[Collection entries]

==*==

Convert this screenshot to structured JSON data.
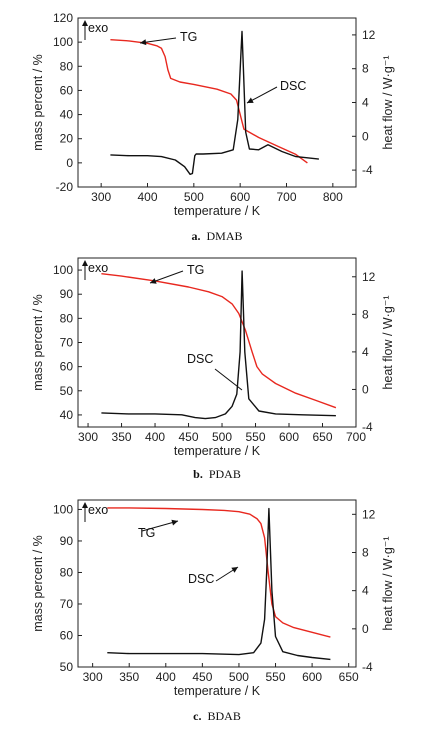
{
  "chart_data": [
    {
      "type": "line",
      "caption_letter": "a.",
      "caption_name": "DMAB",
      "xlabel": "temperature / K",
      "ylabel_left": "mass percent / %",
      "ylabel_right": "heat flow / W·g⁻¹",
      "exo_label": "exo",
      "xlim": [
        250,
        850
      ],
      "ylim_left": [
        -20,
        120
      ],
      "ylim_right": [
        -6,
        14
      ],
      "xticks": [
        300,
        400,
        500,
        600,
        700,
        800
      ],
      "yticks_left": [
        -20,
        0,
        20,
        40,
        60,
        80,
        100,
        120
      ],
      "yticks_right": [
        -4,
        0,
        4,
        8,
        12
      ],
      "series": [
        {
          "name": "TG",
          "axis": "left",
          "color": "#e8281f",
          "x": [
            320,
            360,
            400,
            420,
            430,
            438,
            444,
            450,
            470,
            500,
            550,
            580,
            592,
            600,
            608,
            640,
            680,
            720,
            745
          ],
          "y": [
            102,
            101,
            99,
            97,
            95,
            88,
            77,
            70,
            67,
            65,
            61,
            57,
            52,
            40,
            28,
            21,
            14,
            7,
            0
          ]
        },
        {
          "name": "DSC",
          "axis": "right",
          "color": "#111111",
          "x": [
            320,
            360,
            400,
            430,
            460,
            480,
            492,
            497,
            502,
            505,
            520,
            560,
            585,
            595,
            600,
            604,
            607,
            612,
            620,
            640,
            660,
            690,
            720,
            770
          ],
          "y": [
            -2.2,
            -2.3,
            -2.3,
            -2.4,
            -2.8,
            -3.6,
            -4.5,
            -4.4,
            -2.3,
            -2.1,
            -2.1,
            -2.0,
            -1.6,
            2.0,
            8.0,
            12.4,
            8.0,
            0.5,
            -1.5,
            -1.6,
            -1.0,
            -1.8,
            -2.4,
            -2.7
          ]
        }
      ],
      "annotations": [
        "TG",
        "DSC"
      ]
    },
    {
      "type": "line",
      "caption_letter": "b.",
      "caption_name": "PDAB",
      "xlabel": "temperature / K",
      "ylabel_left": "mass percent / %",
      "ylabel_right": "heat flow / W·g⁻¹",
      "exo_label": "exo",
      "xlim": [
        285,
        700
      ],
      "ylim_left": [
        35,
        105
      ],
      "ylim_right": [
        -4,
        14
      ],
      "xticks": [
        300,
        350,
        400,
        450,
        500,
        550,
        600,
        650,
        700
      ],
      "yticks_left": [
        40,
        50,
        60,
        70,
        80,
        90,
        100
      ],
      "yticks_right": [
        -4,
        0,
        4,
        8,
        12
      ],
      "series": [
        {
          "name": "TG",
          "axis": "left",
          "color": "#e8281f",
          "x": [
            320,
            350,
            400,
            450,
            480,
            500,
            515,
            525,
            535,
            545,
            552,
            560,
            580,
            610,
            640,
            670
          ],
          "y": [
            98.5,
            97.5,
            95.5,
            93,
            91,
            89,
            86,
            82,
            75,
            66,
            60,
            57,
            53,
            49,
            46,
            43
          ]
        },
        {
          "name": "DSC",
          "axis": "right",
          "color": "#111111",
          "x": [
            320,
            360,
            400,
            440,
            460,
            475,
            490,
            505,
            515,
            522,
            527,
            530,
            534,
            540,
            555,
            580,
            620,
            670
          ],
          "y": [
            -2.5,
            -2.6,
            -2.6,
            -2.7,
            -3.0,
            -3.1,
            -3.0,
            -2.6,
            -1.8,
            -0.5,
            4.0,
            12.6,
            4.0,
            -1.0,
            -2.3,
            -2.6,
            -2.7,
            -2.8
          ]
        }
      ],
      "annotations": [
        "TG",
        "DSC"
      ]
    },
    {
      "type": "line",
      "caption_letter": "c.",
      "caption_name": "BDAB",
      "xlabel": "temperature / K",
      "ylabel_left": "mass percent / %",
      "ylabel_right": "heat flow / W·g⁻¹",
      "exo_label": "exo",
      "xlim": [
        280,
        660
      ],
      "ylim_left": [
        50,
        103
      ],
      "ylim_right": [
        -4,
        13.5
      ],
      "xticks": [
        300,
        350,
        400,
        450,
        500,
        550,
        600,
        650
      ],
      "yticks_left": [
        50,
        60,
        70,
        80,
        90,
        100
      ],
      "yticks_right": [
        -4,
        0,
        4,
        8,
        12
      ],
      "series": [
        {
          "name": "TG",
          "axis": "left",
          "color": "#e8281f",
          "x": [
            320,
            350,
            400,
            450,
            480,
            500,
            515,
            525,
            530,
            535,
            540,
            545,
            550,
            560,
            575,
            600,
            625
          ],
          "y": [
            100.5,
            100.5,
            100.3,
            100,
            99.7,
            99.3,
            98.5,
            97,
            95.5,
            91,
            80,
            70,
            66,
            64,
            62.5,
            61,
            59.5
          ]
        },
        {
          "name": "DSC",
          "axis": "right",
          "color": "#111111",
          "x": [
            320,
            350,
            400,
            450,
            500,
            520,
            530,
            535,
            538,
            541,
            545,
            550,
            560,
            580,
            600,
            625
          ],
          "y": [
            -2.5,
            -2.6,
            -2.6,
            -2.6,
            -2.7,
            -2.5,
            -1.5,
            1.0,
            6.0,
            12.6,
            4.0,
            -0.8,
            -2.4,
            -2.8,
            -3.0,
            -3.2
          ]
        }
      ],
      "annotations": [
        "TG",
        "DSC"
      ]
    }
  ]
}
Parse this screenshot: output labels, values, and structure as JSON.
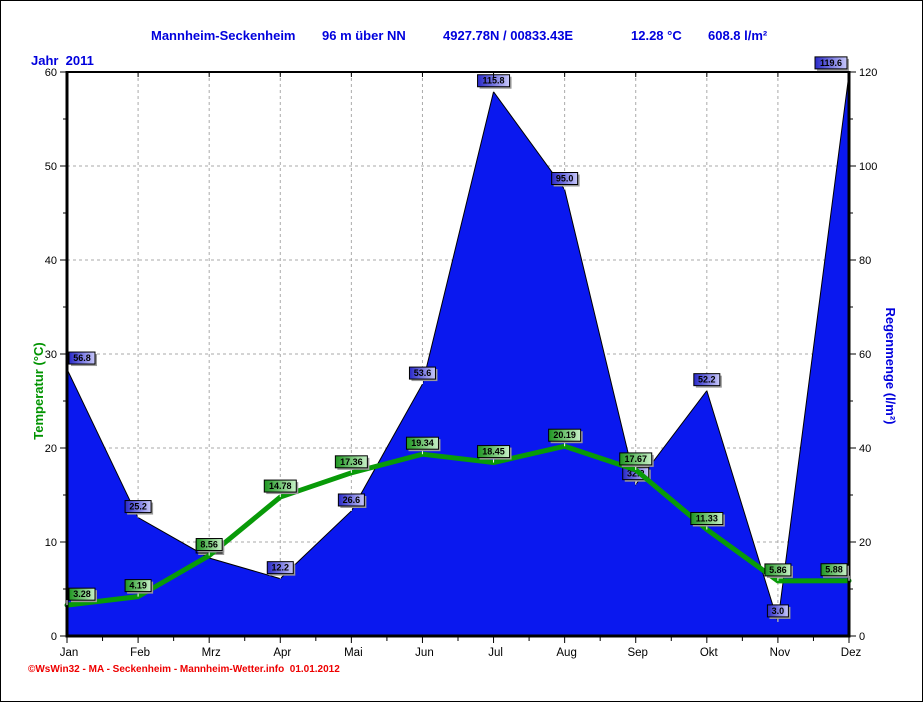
{
  "header": {
    "station": "Mannheim-Seckenheim",
    "elevation": "96 m über NN",
    "coordinates": "4927.78N / 00833.43E",
    "mean_temperature": "12.28 °C",
    "total_rainfall": "608.8 l/m²"
  },
  "year_label": "Jahr  2011",
  "footer_credit": "©WsWin32 - MA - Seckenheim - Mannheim-Wetter.info  01.01.2012",
  "colors": {
    "rain_area": "#0a18ef",
    "temperature_line": "#089a08",
    "header_text": "#0000dd",
    "footer_text": "#ee0000",
    "grid": "#aaaaaa",
    "axis": "#000000",
    "rain_label_gradient": [
      "#2828c8",
      "#c8c8fa"
    ],
    "temp_label_gradient": [
      "#1e9620",
      "#c8f0c8"
    ]
  },
  "chart_data": {
    "type": "area+line",
    "title": "Jahr 2011 — Mannheim-Seckenheim",
    "categories": [
      "Jan",
      "Feb",
      "Mrz",
      "Apr",
      "Mai",
      "Jun",
      "Jul",
      "Aug",
      "Sep",
      "Okt",
      "Nov",
      "Dez"
    ],
    "series": [
      {
        "name": "Regenmenge",
        "display": "area",
        "axis": "right",
        "color": "#0a18ef",
        "values": [
          56.8,
          25.2,
          16.6,
          12.2,
          26.6,
          53.6,
          115.8,
          95.0,
          32.2,
          52.2,
          3.0,
          119.6
        ],
        "point_labels": [
          "56.8",
          "25.2",
          "16.6",
          "12.2",
          "26.6",
          "53.6",
          "115.8",
          "95.0",
          "32.2",
          "52.2",
          "3.0",
          "119.6"
        ]
      },
      {
        "name": "Temperatur",
        "display": "line",
        "axis": "left",
        "color": "#089a08",
        "values": [
          3.28,
          4.19,
          8.56,
          14.78,
          17.36,
          19.34,
          18.45,
          20.19,
          17.67,
          11.33,
          5.86,
          5.88
        ],
        "point_labels": [
          "3.28",
          "4.19",
          "8.56",
          "14.78",
          "17.36",
          "19.34",
          "18.45",
          "20.19",
          "17.67",
          "11.33",
          "5.86",
          "5.88"
        ]
      }
    ],
    "left_axis": {
      "label": "Temperatur  (°C)",
      "min": 0,
      "max": 60,
      "major_step": 10,
      "minor_step": 5,
      "tick_labels": [
        "0",
        "10",
        "20",
        "30",
        "40",
        "50",
        "60"
      ]
    },
    "right_axis": {
      "label": "Regenmenge  (l/m²)",
      "min": 0,
      "max": 120,
      "major_step": 20,
      "minor_step": 10,
      "tick_labels": [
        "0",
        "20",
        "40",
        "60",
        "80",
        "100",
        "120"
      ]
    },
    "grid": {
      "horizontal": "dashed",
      "vertical": "dashed",
      "color": "#aaaaaa"
    },
    "legend_position": "none"
  }
}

==*==

**Aim of the exercise**
Go through the material above and copy each line that has the word "Seckenheim".

**Full output**
    "station": "Mannheim-Seckenheim",
  "footer_credit": "©WsWin32 - MA - Seckenheim - Mannheim-Wetter.info  01.01.2012",
    "title": "Jahr 2011 — Mannheim-Seckenheim",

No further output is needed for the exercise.